Dataset:
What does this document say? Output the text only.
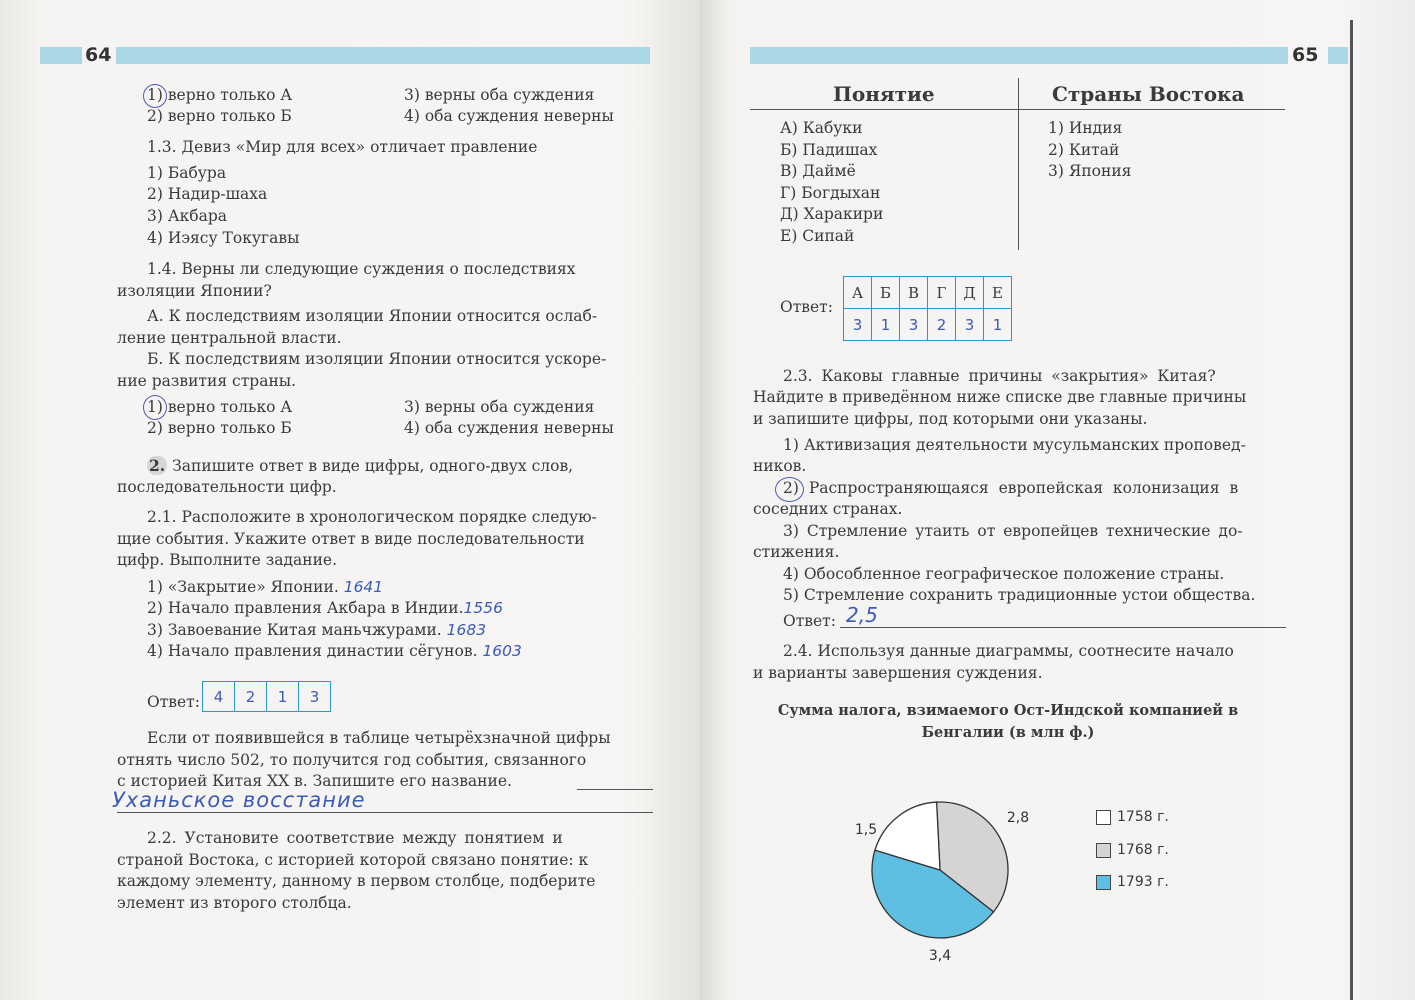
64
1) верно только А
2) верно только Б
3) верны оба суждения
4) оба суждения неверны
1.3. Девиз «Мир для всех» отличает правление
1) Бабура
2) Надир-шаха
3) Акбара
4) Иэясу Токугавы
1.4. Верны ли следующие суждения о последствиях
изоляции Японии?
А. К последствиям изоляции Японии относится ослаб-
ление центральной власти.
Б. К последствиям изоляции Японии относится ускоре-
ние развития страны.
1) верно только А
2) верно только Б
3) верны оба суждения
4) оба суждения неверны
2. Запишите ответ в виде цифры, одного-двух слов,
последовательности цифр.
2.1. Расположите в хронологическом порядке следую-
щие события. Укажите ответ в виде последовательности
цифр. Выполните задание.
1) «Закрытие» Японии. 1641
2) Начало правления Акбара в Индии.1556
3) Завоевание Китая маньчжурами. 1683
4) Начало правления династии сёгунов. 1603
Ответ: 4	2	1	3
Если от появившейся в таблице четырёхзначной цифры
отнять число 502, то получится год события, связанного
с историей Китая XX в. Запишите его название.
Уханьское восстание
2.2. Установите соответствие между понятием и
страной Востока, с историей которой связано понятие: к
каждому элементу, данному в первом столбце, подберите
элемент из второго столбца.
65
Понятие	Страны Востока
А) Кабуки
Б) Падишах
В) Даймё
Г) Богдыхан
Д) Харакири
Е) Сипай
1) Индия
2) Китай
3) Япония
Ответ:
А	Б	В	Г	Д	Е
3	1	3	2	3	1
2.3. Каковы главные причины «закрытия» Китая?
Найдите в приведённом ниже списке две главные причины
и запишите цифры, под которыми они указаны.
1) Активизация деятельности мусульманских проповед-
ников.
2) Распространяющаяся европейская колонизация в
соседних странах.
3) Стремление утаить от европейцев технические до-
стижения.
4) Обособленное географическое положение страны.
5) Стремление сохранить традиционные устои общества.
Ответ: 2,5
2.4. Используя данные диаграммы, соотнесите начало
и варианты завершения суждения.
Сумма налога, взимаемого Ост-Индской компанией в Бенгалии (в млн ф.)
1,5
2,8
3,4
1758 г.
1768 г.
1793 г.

Task directions:
Copy the data word for word. Pictures do not go in the copy.

Result of this exercise:
What does this document say? Output the text only.
64
1) верно только А
2) верно только Б
3) верны оба суждения
4) оба суждения неверны
1.3. Девиз «Мир для всех» отличает правление
1) Бабура
2) Надир-шаха
3) Акбара
4) Иэясу Токугавы
1.4. Верны ли следующие суждения о последствиях
изоляции Японии?
А. К последствиям изоляции Японии относится ослаб-
ление центральной власти.
Б. К последствиям изоляции Японии относится ускоре-
ние развития страны.
1) верно только А
2) верно только Б
3) верны оба суждения
4) оба суждения неверны
2. Запишите ответ в виде цифры, одного-двух слов,
последовательности цифр.
2.1. Расположите в хронологическом порядке следую-
щие события. Укажите ответ в виде последовательности
цифр. Выполните задание.
1) «Закрытие» Японии. 1641
2) Начало правления Акбара в Индии.1556
3) Завоевание Китая маньчжурами. 1683
4) Начало правления династии сёгунов. 1603
Ответ: 4	2	1	3
Если от появившейся в таблице четырёхзначной цифры
отнять число 502, то получится год события, связанного
с историей Китая XX в. Запишите его название.
Уханьское восстание
2.2. Установите соответствие между понятием и
страной Востока, с историей которой связано понятие: к
каждому элементу, данному в первом столбце, подберите
элемент из второго столбца.
65
Понятие	Страны Востока
А) Кабуки
Б) Падишах
В) Даймё
Г) Богдыхан
Д) Харакири
Е) Сипай
1) Индия
2) Китай
3) Япония
Ответ:
А	Б	В	Г	Д	Е
3	1	3	2	3	1
2.3. Каковы главные причины «закрытия» Китая?
Найдите в приведённом ниже списке две главные причины
и запишите цифры, под которыми они указаны.
1) Активизация деятельности мусульманских проповед-
ников.
2) Распространяющаяся европейская колонизация в
соседних странах.
3) Стремление утаить от европейцев технические до-
стижения.
4) Обособленное географическое положение страны.
5) Стремление сохранить традиционные устои общества.
Ответ: 2,5
2.4. Используя данные диаграммы, соотнесите начало
и варианты завершения суждения.
Сумма налога, взимаемого Ост-Индской компанией в Бенгалии (в млн ф.)
1,5
2,8
3,4
1758 г.
1768 г.
1793 г.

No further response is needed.